Set down, exactly as written, the lines from the line holding "Output the text content of this document." to the end of the data, inclusive, skipping any pictures.

________________________________________

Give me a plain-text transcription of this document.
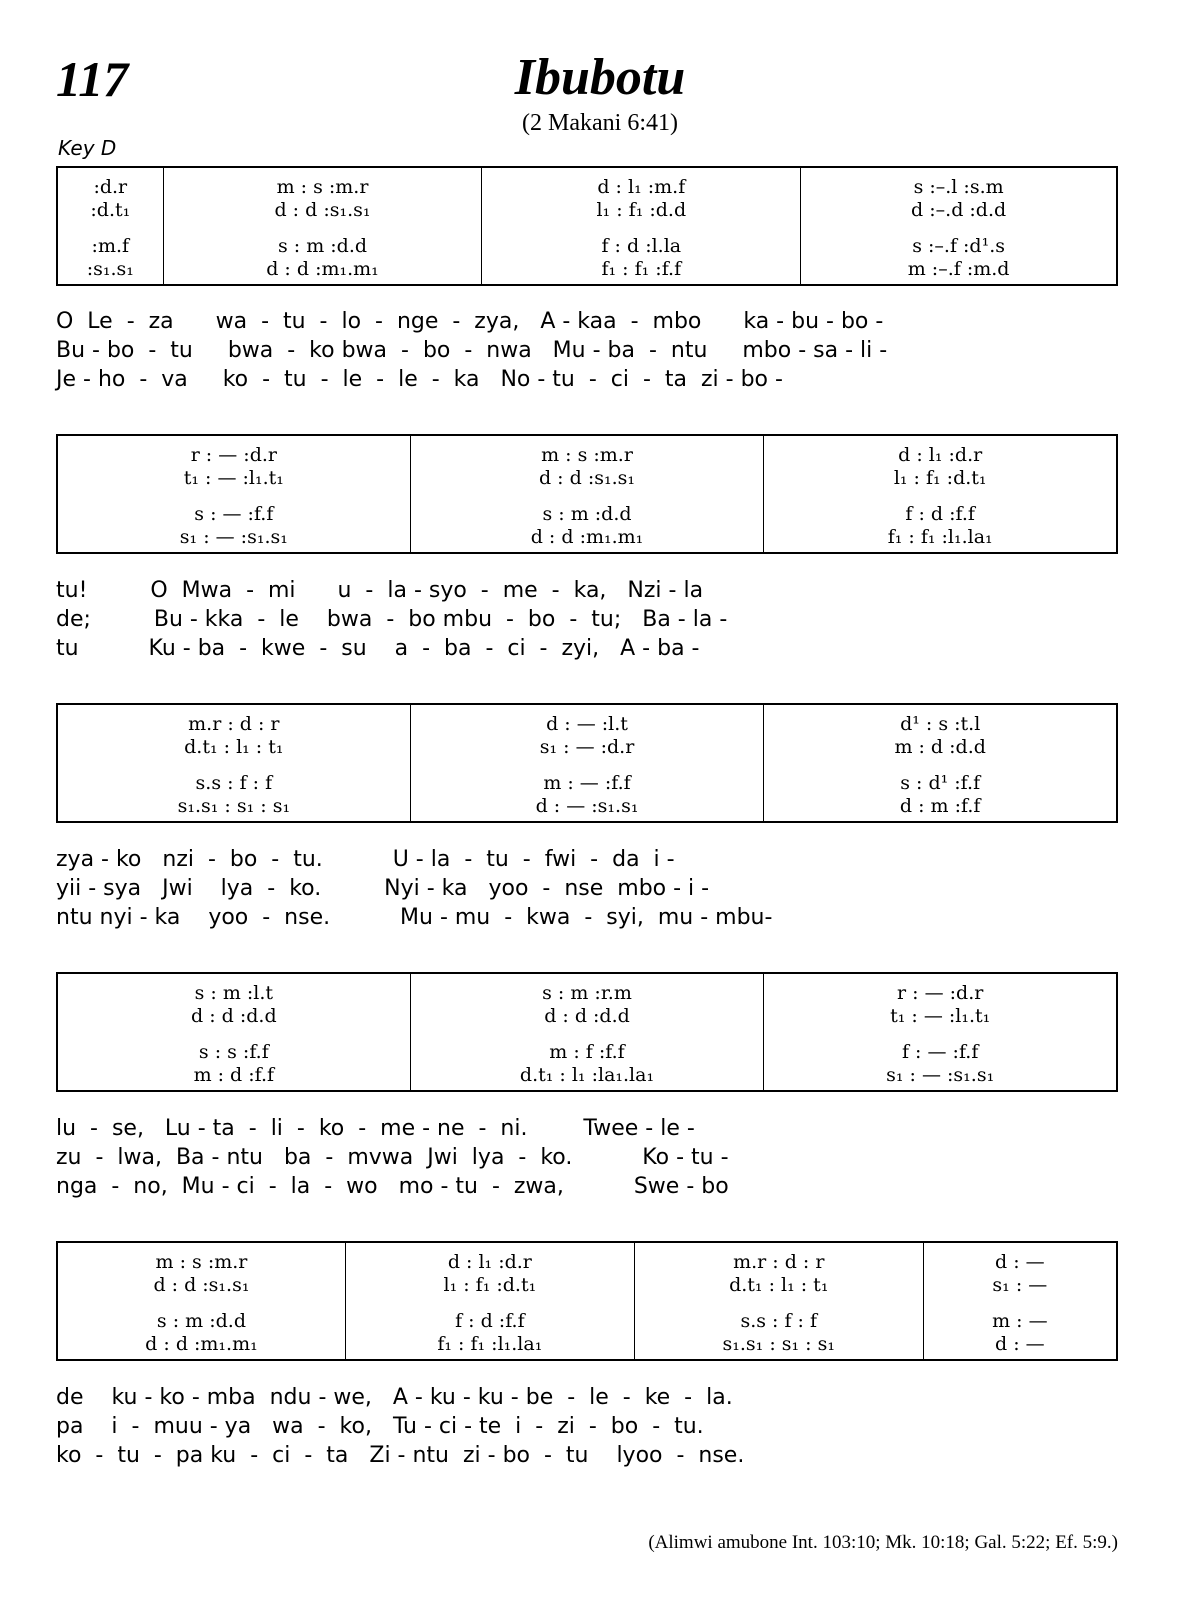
117	Ibubotu
(2 Makani 6:41)
Key D
:d.r
:d.t₁
:m.f
:s₁.s₁
m : s :m.r
d : d :s₁.s₁
s : m :d.d
d : d :m₁.m₁
d : l₁ :m.f
l₁ : f₁ :d.d
f : d :l.la
f₁ : f₁ :f.f
s :–.l :s.m
d :–.d :d.d
s :–.f :d¹.s
m :–.f :m.d
O  Le  -  za      wa  -  tu  -  lo  -  nge  -  zya,   A - kaa  -  mbo      ka - bu - bo -
Bu - bo  -  tu     bwa  -  ko bwa  -  bo  -  nwa   Mu - ba  -  ntu     mbo - sa - li -
Je - ho  -  va     ko  -  tu  -  le  -  le  -  ka   No - tu  -  ci  -  ta  zi - bo -
r : — :d.r
t₁ : — :l₁.t₁
s : — :f.f
s₁ : — :s₁.s₁
m : s :m.r
d : d :s₁.s₁
s : m :d.d
d : d :m₁.m₁
d : l₁ :d.r
l₁ : f₁ :d.t₁
f : d :f.f
f₁ : f₁ :l₁.la₁
tu!         O  Mwa  -  mi      u  -  la - syo  -  me  -  ka,   Nzi - la
de;         Bu - kka  -  le    bwa  -  bo mbu  -  bo  -  tu;   Ba - la -
tu          Ku - ba  -  kwe  -  su    a  -  ba  -  ci  -  zyi,   A - ba -
m.r : d : r
d.t₁ : l₁ : t₁
s.s : f : f
s₁.s₁ : s₁ : s₁
d : — :l.t
s₁ : — :d.r
m : — :f.f
d : — :s₁.s₁
d¹ : s :t.l
m : d :d.d
s : d¹ :f.f
d : m :f.f
zya - ko   nzi  -  bo  -  tu.          U - la  -  tu  -  fwi  -  da  i -
yii - sya   Jwi    lya  -  ko.         Nyi - ka   yoo  -  nse  mbo - i -
ntu nyi - ka    yoo  -  nse.          Mu - mu  -  kwa  -  syi,  mu - mbu-
s : m :l.t
d : d :d.d
s : s :f.f
m : d :f.f
s : m :r.m
d : d :d.d
m : f :f.f
d.t₁ : l₁ :la₁.la₁
r : — :d.r
t₁ : — :l₁.t₁
f : — :f.f
s₁ : — :s₁.s₁
lu  -  se,   Lu - ta  -  li  -  ko  -  me - ne  -  ni.        Twee - le -
zu  -  lwa,  Ba - ntu   ba  -  mvwa  Jwi  lya  -  ko.          Ko - tu -
nga  -  no,  Mu - ci  -  la  -  wo   mo - tu  -  zwa,          Swe - bo
m : s :m.r
d : d :s₁.s₁
s : m :d.d
d : d :m₁.m₁
d : l₁ :d.r
l₁ : f₁ :d.t₁
f : d :f.f
f₁ : f₁ :l₁.la₁
m.r : d : r
d.t₁ : l₁ : t₁
s.s : f : f
s₁.s₁ : s₁ : s₁
d : —
s₁ : —
m : —
d : —
de    ku - ko - mba  ndu - we,   A - ku - ku - be  -  le  -  ke  -  la.
pa    i  -  muu - ya   wa  -  ko,   Tu - ci - te  i  -  zi  -  bo  -  tu.
ko  -  tu  -  pa ku  -  ci  -  ta   Zi - ntu  zi - bo  -  tu    lyoo  -  nse.
(Alimwi amubone Int. 103:10; Mk. 10:18; Gal. 5:22; Ef. 5:9.)
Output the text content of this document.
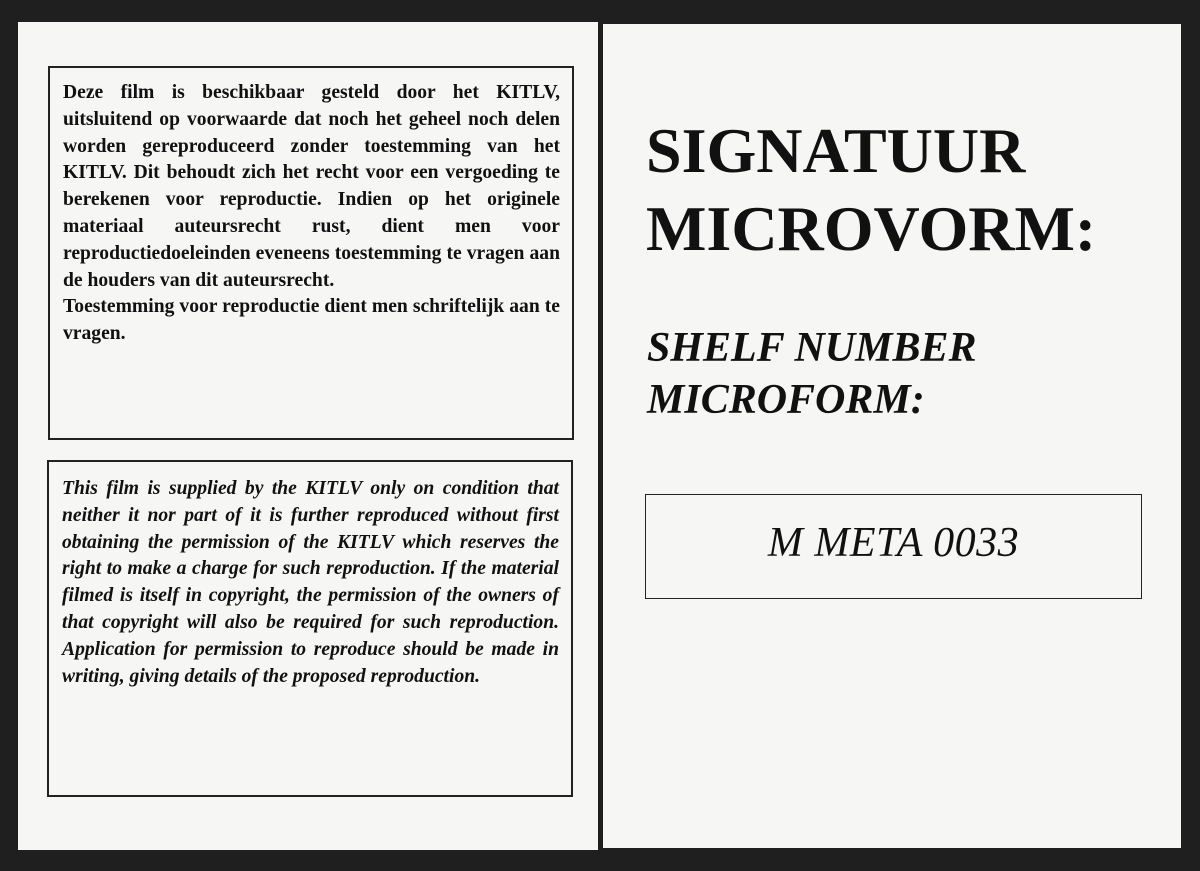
Deze film is beschikbaar gesteld door het KITLV, uitsluitend op voorwaarde dat noch het geheel noch delen worden gereproduceerd zonder toestemming van het KITLV. Dit behoudt zich het recht voor een vergoeding te berekenen voor reproductie. Indien op het originele materiaal auteursrecht rust, dient men voor reproductiedoeleinden eveneens toestemming te vragen aan de houders van dit auteursrecht.

Toestemming voor reproductie dient men schriftelijk aan te vragen.

This film is supplied by the KITLV only on condition that neither it nor part of it is further reproduced without first obtaining the permission of the KITLV which reserves the right to make a charge for such reproduction. If the material filmed is itself in copyright, the permission of the owners of that copyright will also be required for such reproduction. Application for permission to reproduce should be made in writing, giving details of the proposed reproduction.

SIGNATUUR
MICROVORM:
SHELF NUMBER
MICROFORM:
M META 0033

________________________________________

(Result)
Output the text content of this document.
Deze film is beschikbaar gesteld door het KITLV, uitsluitend op voorwaarde dat noch het geheel noch delen worden gereproduceerd zonder toestemming van het KITLV. Dit behoudt zich het recht voor een vergoeding te berekenen voor reproductie. Indien op het originele materiaal auteursrecht rust, dient men voor reproductiedoeleinden eveneens toestemming te vragen aan de houders van dit auteursrecht.

Toestemming voor reproductie dient men schriftelijk aan te vragen.

This film is supplied by the KITLV only on condition that neither it nor part of it is further reproduced without first obtaining the permission of the KITLV which reserves the right to make a charge for such reproduction. If the material filmed is itself in copyright, the permission of the owners of that copyright will also be required for such reproduction. Application for permission to reproduce should be made in writing, giving details of the proposed reproduction.

SIGNATUUR
MICROVORM:
SHELF NUMBER
MICROFORM:
M META 0033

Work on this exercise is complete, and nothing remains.